### WHAT YOU WILL DO
What number of lines hold the word "where"? State that number and nothing besides.

### DATA ENTRIES
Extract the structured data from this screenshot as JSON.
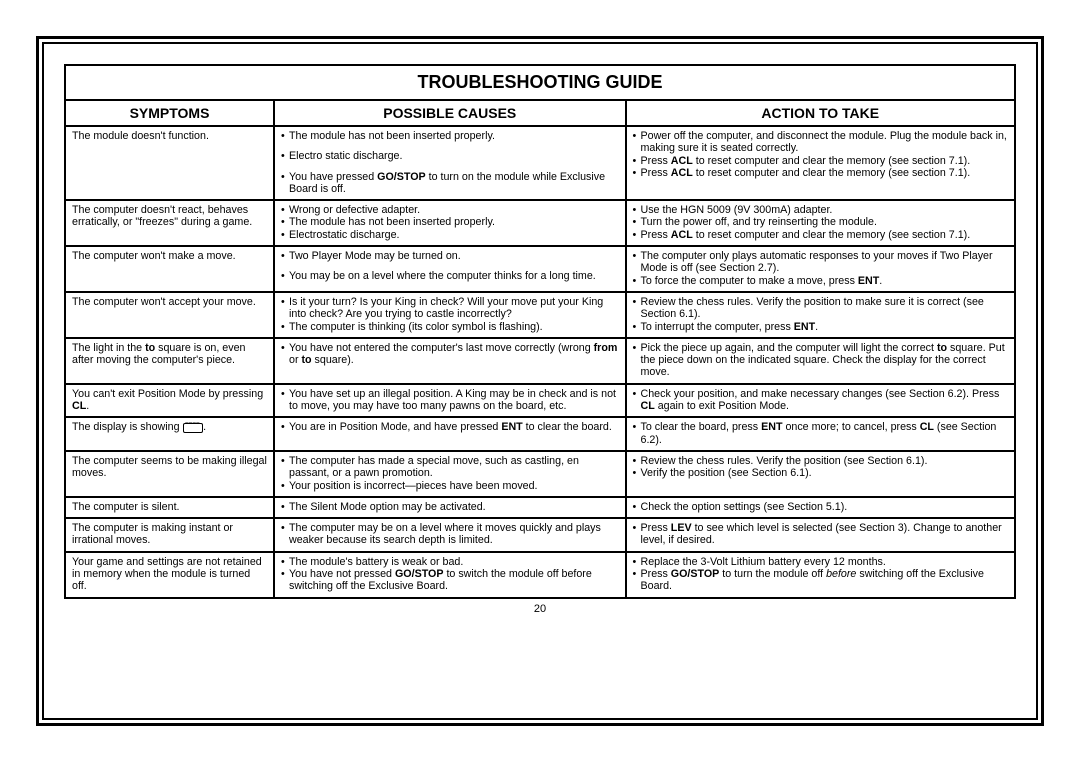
{
  "frame": {
    "border_color": "#000000"
  },
  "title": "TROUBLESHOOTING GUIDE",
  "columns": {
    "symptoms": "SYMPTOMS",
    "causes": "POSSIBLE CAUSES",
    "action": "ACTION TO TAKE"
  },
  "rows": [
    {
      "symptom": "The module doesn't function.",
      "causes": [
        "The module has not been inserted properly.",
        "Electro static discharge.",
        "You have pressed <b>GO/STOP</b> to turn on the module while Exclusive Board is off."
      ],
      "actions": [
        "Power off the computer, and disconnect the module. Plug the module back in, making sure it is seated correctly.",
        "Press <b>ACL</b> to reset computer and clear the memory (see section 7.1).",
        "Press <b>ACL</b> to reset computer and clear the memory (see section 7.1)."
      ]
    },
    {
      "symptom": "The computer doesn't react, behaves erratically, or \"freezes\" during a game.",
      "causes": [
        "Wrong or defective adapter.",
        "The module has not been inserted properly.",
        "Electrostatic discharge."
      ],
      "actions": [
        "Use the HGN 5009 (9V 300mA) adapter.",
        "Turn the power off, and try reinserting the module.",
        "Press <b>ACL</b> to reset computer and clear the memory (see section 7.1)."
      ]
    },
    {
      "symptom": "The computer won't make a move.",
      "causes": [
        "Two Player Mode may be turned on.",
        "You may be on a level where the computer thinks for a long time."
      ],
      "actions": [
        "The computer only plays automatic responses to your moves if Two Player Mode is off (see Section 2.7).",
        "To force the computer to make a move, press <b>ENT</b>."
      ]
    },
    {
      "symptom": "The computer won't accept your move.",
      "causes": [
        "Is it your turn? Is your King in check? Will your move put your King into check? Are you trying to castle incorrectly?",
        "The computer is thinking (its color symbol is flashing)."
      ],
      "actions": [
        "Review the chess rules. Verify the position to make sure it is correct (see Section 6.1).",
        "To interrupt the computer, press <b>ENT</b>."
      ]
    },
    {
      "symptom": "The light in the <b>to</b> square is on, even after moving the computer's piece.",
      "causes": [
        "You have not entered the computer's last move correctly (wrong <b>from</b> or <b>to</b> square)."
      ],
      "actions": [
        "Pick the piece up again, and the computer will light the correct <b>to</b> square. Put the piece down on the indicated square. Check the display for the correct move."
      ]
    },
    {
      "symptom": "You can't exit Position Mode by pressing <b>CL</b>.",
      "causes": [
        "You have set up an illegal position. A King may be in check and is not to move, you may have too many pawns on the board, etc."
      ],
      "actions": [
        "Check your position, and make necessary changes (see Section 6.2). Press <b>CL</b> again to exit Position Mode."
      ]
    },
    {
      "symptom": "The display is showing <span class=\"lcd\"><span class=\"lcd-inner\">‾‾‾‾</span></span>.",
      "causes": [
        "You are in Position Mode, and have pressed <b>ENT</b> to clear the board."
      ],
      "actions": [
        "To clear the board, press <b>ENT</b> once more; to cancel, press <b>CL</b> (see Section 6.2)."
      ]
    },
    {
      "symptom": "The computer seems to be making illegal moves.",
      "causes": [
        "The computer has made a special move, such as castling, en passant, or a pawn promotion.",
        "Your position is incorrect—pieces have been moved."
      ],
      "actions": [
        "Review the chess rules. Verify the position (see Section 6.1).",
        "Verify the position (see Section 6.1)."
      ]
    },
    {
      "symptom": "The computer is silent.",
      "causes": [
        "The Silent Mode option may be activated."
      ],
      "actions": [
        "Check the option settings (see Section 5.1)."
      ]
    },
    {
      "symptom": "The computer is making instant or irrational moves.",
      "causes": [
        "The computer may be on a level where it moves quickly and plays weaker because its search depth is limited."
      ],
      "actions": [
        "Press <b>LEV</b> to see which level is selected (see Section 3). Change to another level, if desired."
      ]
    },
    {
      "symptom": "Your game and settings are not retained in memory when the module is turned off.",
      "causes": [
        "The module's battery is weak or bad.",
        "You have not pressed <b>GO/STOP</b> to switch the module off before switching off the Exclusive Board."
      ],
      "actions": [
        "Replace the 3-Volt Lithium battery every 12 months.",
        "Press <b>GO/STOP</b> to turn the module off <i>before</i> switching off the Exclusive Board."
      ]
    }
  ],
  "page_number": "20"
}
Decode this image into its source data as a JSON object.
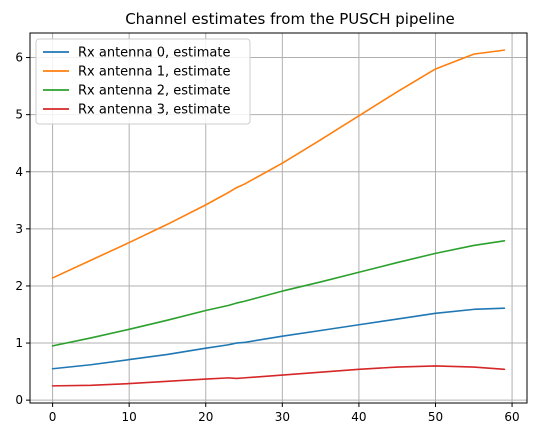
{
  "chart_data": {
    "type": "line",
    "title": "Channel estimates from the PUSCH pipeline",
    "xlabel": "",
    "ylabel": "",
    "xlim": [
      -2.95,
      61.95
    ],
    "ylim": [
      -0.05,
      6.43
    ],
    "grid": true,
    "legend_position": "top-left",
    "xticks": [
      0,
      10,
      20,
      30,
      40,
      50,
      60
    ],
    "yticks": [
      0,
      1,
      2,
      3,
      4,
      5,
      6
    ],
    "series": [
      {
        "name": "Rx antenna 0, estimate",
        "color": "#1f77b4",
        "x": [
          0,
          5,
          10,
          15,
          20,
          23,
          24,
          25,
          30,
          35,
          40,
          45,
          50,
          55,
          59
        ],
        "y": [
          0.55,
          0.62,
          0.71,
          0.8,
          0.91,
          0.97,
          1.0,
          1.01,
          1.12,
          1.22,
          1.32,
          1.42,
          1.52,
          1.59,
          1.61
        ]
      },
      {
        "name": "Rx antenna 1, estimate",
        "color": "#ff7f0e",
        "x": [
          0,
          5,
          10,
          15,
          20,
          23,
          24,
          25,
          30,
          35,
          40,
          45,
          50,
          55,
          59
        ],
        "y": [
          2.14,
          2.45,
          2.76,
          3.08,
          3.42,
          3.64,
          3.72,
          3.78,
          4.15,
          4.56,
          4.98,
          5.4,
          5.8,
          6.06,
          6.13
        ]
      },
      {
        "name": "Rx antenna 2, estimate",
        "color": "#2ca02c",
        "x": [
          0,
          5,
          10,
          15,
          20,
          23,
          24,
          25,
          30,
          35,
          40,
          45,
          50,
          55,
          59
        ],
        "y": [
          0.95,
          1.09,
          1.24,
          1.4,
          1.57,
          1.66,
          1.7,
          1.73,
          1.91,
          2.07,
          2.24,
          2.41,
          2.57,
          2.71,
          2.79
        ]
      },
      {
        "name": "Rx antenna 3, estimate",
        "color": "#d62728",
        "x": [
          0,
          5,
          10,
          15,
          20,
          23,
          24,
          25,
          30,
          35,
          40,
          45,
          50,
          55,
          59
        ],
        "y": [
          0.25,
          0.26,
          0.29,
          0.33,
          0.37,
          0.39,
          0.38,
          0.39,
          0.44,
          0.49,
          0.54,
          0.58,
          0.6,
          0.58,
          0.54
        ]
      }
    ]
  }
}
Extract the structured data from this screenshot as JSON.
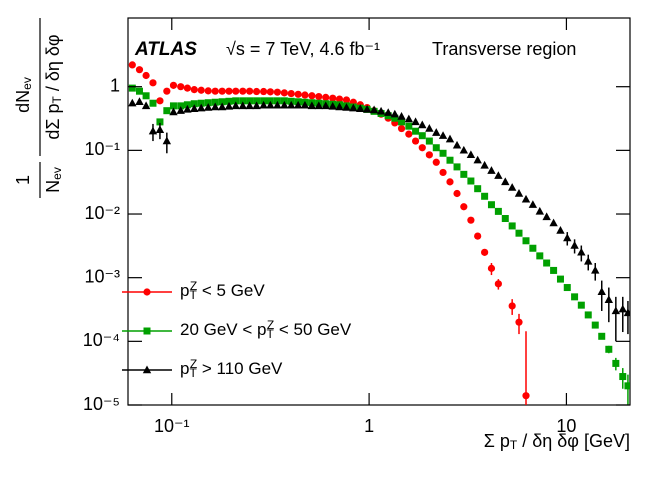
{
  "chart_data": {
    "type": "scatter",
    "annotations": [
      "ATLAS",
      "√s = 7 TeV, 4.6 fb⁻¹",
      "Transverse region"
    ],
    "xlabel": "Σ pT / δη δφ [GeV]",
    "ylabel": {
      "prefix_numerator": "1",
      "prefix_denominator": "Nev",
      "numerator": "dNev",
      "denominator": "dΣ pT / δη δφ"
    },
    "xscale": "log",
    "yscale": "log",
    "xlim": [
      0.06,
      21
    ],
    "ylim": [
      1e-05,
      12
    ],
    "xticks": [
      {
        "value": 0.1,
        "label": "10⁻¹"
      },
      1,
      10
    ],
    "yticks": [
      {
        "value": 1e-05,
        "label": "10⁻⁵"
      },
      {
        "value": 0.0001,
        "label": "10⁻⁴"
      },
      {
        "value": 0.001,
        "label": "10⁻³"
      },
      {
        "value": 0.01,
        "label": "10⁻²"
      },
      {
        "value": 0.1,
        "label": "10⁻¹"
      },
      1
    ],
    "legend": "lower left",
    "x": [
      0.0631,
      0.0686,
      0.0741,
      0.0803,
      0.0871,
      0.0944,
      0.102,
      0.111,
      0.12,
      0.13,
      0.141,
      0.153,
      0.166,
      0.18,
      0.195,
      0.211,
      0.229,
      0.248,
      0.269,
      0.292,
      0.316,
      0.343,
      0.372,
      0.403,
      0.437,
      0.473,
      0.513,
      0.556,
      0.603,
      0.654,
      0.708,
      0.768,
      0.832,
      0.902,
      0.977,
      1.06,
      1.15,
      1.25,
      1.35,
      1.46,
      1.59,
      1.72,
      1.86,
      2.02,
      2.19,
      2.37,
      2.57,
      2.79,
      3.02,
      3.28,
      3.55,
      3.85,
      4.17,
      4.52,
      4.9,
      5.31,
      5.75,
      6.24,
      6.76,
      7.33,
      7.94,
      8.61,
      9.33,
      10.1,
      11.0,
      11.9,
      12.9,
      14.0,
      15.1,
      16.4,
      17.8,
      19.3,
      20.5
    ],
    "series": [
      {
        "name": "pTZ < 5 GeV",
        "color": "#ff0000",
        "marker": "circle",
        "values": [
          2.2,
          1.85,
          1.5,
          1.15,
          0.6,
          0.85,
          1.05,
          1.0,
          0.95,
          0.9,
          0.88,
          0.86,
          0.85,
          0.85,
          0.85,
          0.85,
          0.85,
          0.85,
          0.84,
          0.84,
          0.83,
          0.82,
          0.8,
          0.78,
          0.76,
          0.74,
          0.72,
          0.7,
          0.68,
          0.66,
          0.64,
          0.62,
          0.57,
          0.52,
          0.47,
          0.42,
          0.37,
          0.32,
          0.27,
          0.22,
          0.18,
          0.14,
          0.11,
          0.085,
          0.065,
          0.045,
          0.032,
          0.021,
          0.013,
          0.008,
          0.0045,
          0.0025,
          0.0014,
          0.0008,
          null,
          0.00036,
          0.0002,
          1.4e-05,
          null,
          null,
          null,
          null,
          null,
          null,
          null,
          null,
          null,
          null,
          null,
          null,
          null,
          null,
          null
        ],
        "errors": [
          null,
          null,
          null,
          null,
          null,
          null,
          null,
          null,
          null,
          null,
          null,
          null,
          null,
          null,
          null,
          null,
          null,
          null,
          null,
          null,
          null,
          null,
          null,
          null,
          null,
          null,
          null,
          null,
          null,
          null,
          null,
          null,
          null,
          null,
          null,
          null,
          null,
          null,
          null,
          null,
          null,
          null,
          null,
          null,
          null,
          null,
          null,
          null,
          null,
          null,
          0.0005,
          null,
          0.0003,
          0.00015,
          null,
          0.0001,
          7e-05,
          0.00013,
          null,
          null,
          null,
          null,
          null,
          null,
          null,
          null,
          null,
          null,
          null,
          null,
          null,
          null,
          null
        ]
      },
      {
        "name": "20 GeV < pTZ < 50 GeV",
        "color": "#00a000",
        "marker": "square",
        "values": [
          0.95,
          0.85,
          0.72,
          0.55,
          0.28,
          0.42,
          0.5,
          0.5,
          0.52,
          0.54,
          0.55,
          0.56,
          0.57,
          0.58,
          0.59,
          0.6,
          0.6,
          0.6,
          0.6,
          0.6,
          0.6,
          0.6,
          0.6,
          0.59,
          0.58,
          0.57,
          0.56,
          0.55,
          0.54,
          0.53,
          0.52,
          0.5,
          0.48,
          0.46,
          0.44,
          0.41,
          0.38,
          0.35,
          0.32,
          0.28,
          0.24,
          0.2,
          0.17,
          0.14,
          0.11,
          0.09,
          0.07,
          0.055,
          0.042,
          0.033,
          0.025,
          0.019,
          0.014,
          0.011,
          0.0085,
          0.0065,
          0.005,
          0.0038,
          0.0029,
          0.0022,
          0.0017,
          0.0013,
          0.00095,
          0.0007,
          0.0005,
          0.00037,
          0.00026,
          0.00018,
          0.00012,
          7.5e-05,
          4.5e-05,
          2.8e-05,
          2e-05
        ],
        "errors": [
          null,
          null,
          null,
          null,
          null,
          null,
          null,
          null,
          null,
          null,
          null,
          null,
          null,
          null,
          null,
          null,
          null,
          null,
          null,
          null,
          null,
          null,
          null,
          null,
          null,
          null,
          null,
          null,
          null,
          null,
          null,
          null,
          null,
          null,
          null,
          null,
          null,
          null,
          null,
          null,
          null,
          null,
          null,
          null,
          null,
          null,
          null,
          null,
          null,
          null,
          null,
          null,
          null,
          null,
          null,
          null,
          null,
          null,
          null,
          null,
          null,
          null,
          null,
          null,
          null,
          null,
          null,
          null,
          null,
          1e-05,
          1e-05,
          1e-05,
          1e-05
        ]
      },
      {
        "name": "pTZ >  110 GeV",
        "color": "#000000",
        "marker": "triangle",
        "values": [
          0.55,
          0.58,
          0.5,
          0.2,
          0.21,
          0.14,
          0.4,
          0.42,
          0.44,
          0.45,
          0.46,
          0.47,
          0.48,
          0.48,
          0.49,
          0.5,
          0.5,
          0.5,
          0.5,
          0.51,
          0.51,
          0.51,
          0.51,
          0.51,
          0.51,
          0.51,
          0.5,
          0.5,
          0.5,
          0.49,
          0.48,
          0.47,
          0.46,
          0.45,
          0.44,
          0.43,
          0.41,
          0.39,
          0.37,
          0.34,
          0.31,
          0.28,
          0.25,
          0.22,
          0.19,
          0.17,
          0.15,
          0.12,
          0.1,
          0.085,
          0.07,
          0.058,
          0.048,
          0.04,
          0.032,
          0.026,
          0.021,
          0.017,
          0.014,
          0.011,
          0.009,
          0.0072,
          0.0055,
          0.0042,
          0.0032,
          0.0025,
          0.0018,
          0.0013,
          0.0006,
          0.00045,
          0.0003,
          0.00032,
          0.00028
        ],
        "errors": [
          null,
          null,
          null,
          0.06,
          0.06,
          0.05,
          null,
          null,
          null,
          null,
          null,
          null,
          null,
          null,
          null,
          null,
          null,
          null,
          null,
          null,
          null,
          null,
          null,
          null,
          null,
          null,
          null,
          null,
          null,
          null,
          null,
          null,
          null,
          null,
          null,
          null,
          null,
          null,
          null,
          null,
          null,
          null,
          null,
          null,
          null,
          null,
          null,
          null,
          null,
          null,
          null,
          null,
          null,
          null,
          null,
          null,
          null,
          null,
          null,
          null,
          null,
          null,
          null,
          0.001,
          0.0008,
          0.0007,
          0.0005,
          0.0004,
          0.0003,
          0.00025,
          0.0002,
          0.00018,
          0.00015
        ]
      }
    ]
  }
}
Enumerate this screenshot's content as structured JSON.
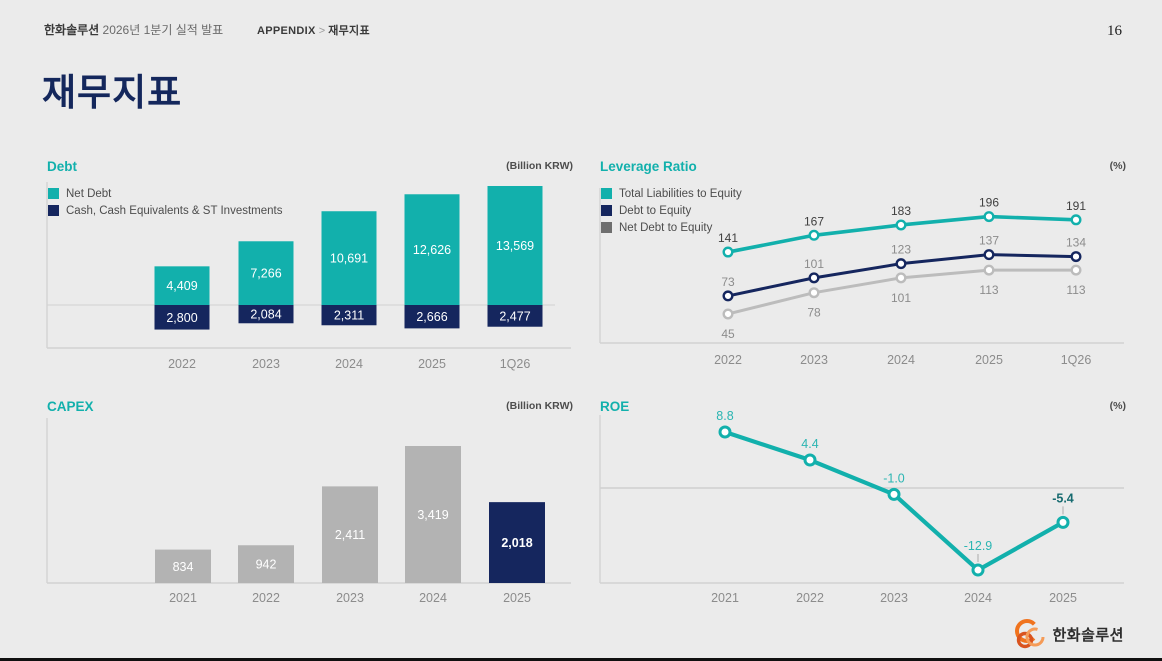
{
  "page": {
    "number": "16",
    "background": "#ebebeb"
  },
  "header": {
    "brand": "한화솔루션",
    "subtitle": " 2026년 1분기 실적 발표",
    "breadcrumb": {
      "section": "APPENDIX",
      "separator": " > ",
      "page": "재무지표"
    }
  },
  "title": "재무지표",
  "footer": {
    "logo_text": "한화솔루션",
    "logo_icon": "hanwha-tricircle",
    "logo_color": "#f37321"
  },
  "colors": {
    "accent_teal": "#12b0ac",
    "navy": "#15265e",
    "bar_gray": "#b3b3b3",
    "line_gray": "#bcbcbc",
    "legend_gray": "#6e6e6e",
    "title_navy": "#14275c",
    "label_dark": "#404040",
    "label_gray": "#8c8c8c",
    "axis_gray": "#d2d2d2",
    "value_white": "#ffffff",
    "roe_label_teal": "#2ab5b2",
    "roe_label_dark": "#176b70"
  },
  "chart_data": [
    {
      "id": "debt",
      "type": "bar",
      "title": "Debt",
      "unit": "(Billion KRW)",
      "categories": [
        "2022",
        "2023",
        "2024",
        "2025",
        "1Q26"
      ],
      "legend_position": "top-left",
      "grid": false,
      "series": [
        {
          "name": "Net Debt",
          "color": "#12b0ac",
          "values": [
            4409,
            7266,
            10691,
            12626,
            13569
          ],
          "labels": [
            "4,409",
            "7,266",
            "10,691",
            "12,626",
            "13,569"
          ]
        },
        {
          "name": "Cash, Cash Equivalents & ST Investments",
          "color": "#15265e",
          "values": [
            2800,
            2084,
            2311,
            2666,
            2477
          ],
          "labels": [
            "2,800",
            "2,084",
            "2,311",
            "2,666",
            "2,477"
          ]
        }
      ],
      "layout_hint": "Net Debt bars rise above zero baseline; Cash bars hang below it"
    },
    {
      "id": "leverage",
      "type": "line",
      "title": "Leverage Ratio",
      "unit": "(%)",
      "categories": [
        "2022",
        "2023",
        "2024",
        "2025",
        "1Q26"
      ],
      "legend_position": "top-left",
      "grid": false,
      "ylim": [
        0,
        230
      ],
      "series": [
        {
          "name": "Total Liabilities to Equity",
          "color": "#12b0ac",
          "legend_color": "#12b0ac",
          "values": [
            141,
            167,
            183,
            196,
            191
          ],
          "labels": [
            "141",
            "167",
            "183",
            "196",
            "191"
          ],
          "label_color": "#404040",
          "label_side": "above"
        },
        {
          "name": "Debt to Equity",
          "color": "#15265e",
          "legend_color": "#15265e",
          "values": [
            73,
            101,
            123,
            137,
            134
          ],
          "labels": [
            "73",
            "101",
            "123",
            "137",
            "134"
          ],
          "label_color": "#8c8c8c",
          "label_side": "above"
        },
        {
          "name": "Net Debt to Equity",
          "color": "#bcbcbc",
          "legend_color": "#6e6e6e",
          "values": [
            45,
            78,
            101,
            113,
            113
          ],
          "labels": [
            "45",
            "78",
            "101",
            "113",
            "113"
          ],
          "label_color": "#8c8c8c",
          "label_side": "below"
        }
      ]
    },
    {
      "id": "capex",
      "type": "bar",
      "title": "CAPEX",
      "unit": "(Billion KRW)",
      "categories": [
        "2021",
        "2022",
        "2023",
        "2024",
        "2025"
      ],
      "grid": false,
      "values": [
        834,
        942,
        2411,
        3419,
        2018
      ],
      "labels": [
        "834",
        "942",
        "2,411",
        "3,419",
        "2,018"
      ],
      "bar_color": "#b3b3b3",
      "highlight_index": 4,
      "highlight_color": "#15265e",
      "layout_hint": "latest year bar highlighted in navy, value labels white inside bars"
    },
    {
      "id": "roe",
      "type": "line",
      "title": "ROE",
      "unit": "(%)",
      "categories": [
        "2021",
        "2022",
        "2023",
        "2024",
        "2025"
      ],
      "grid": false,
      "zero_line": true,
      "series": [
        {
          "name": "ROE",
          "color": "#12b0ac",
          "values": [
            8.8,
            4.4,
            -1.0,
            -12.9,
            -5.4
          ],
          "labels": [
            "8.8",
            "4.4",
            "-1.0",
            "-12.9",
            "-5.4"
          ],
          "leader_line_indices": [
            3,
            4
          ],
          "highlight_label_index": 4
        }
      ]
    }
  ]
}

### ANSWER TO THE EXERCISE
2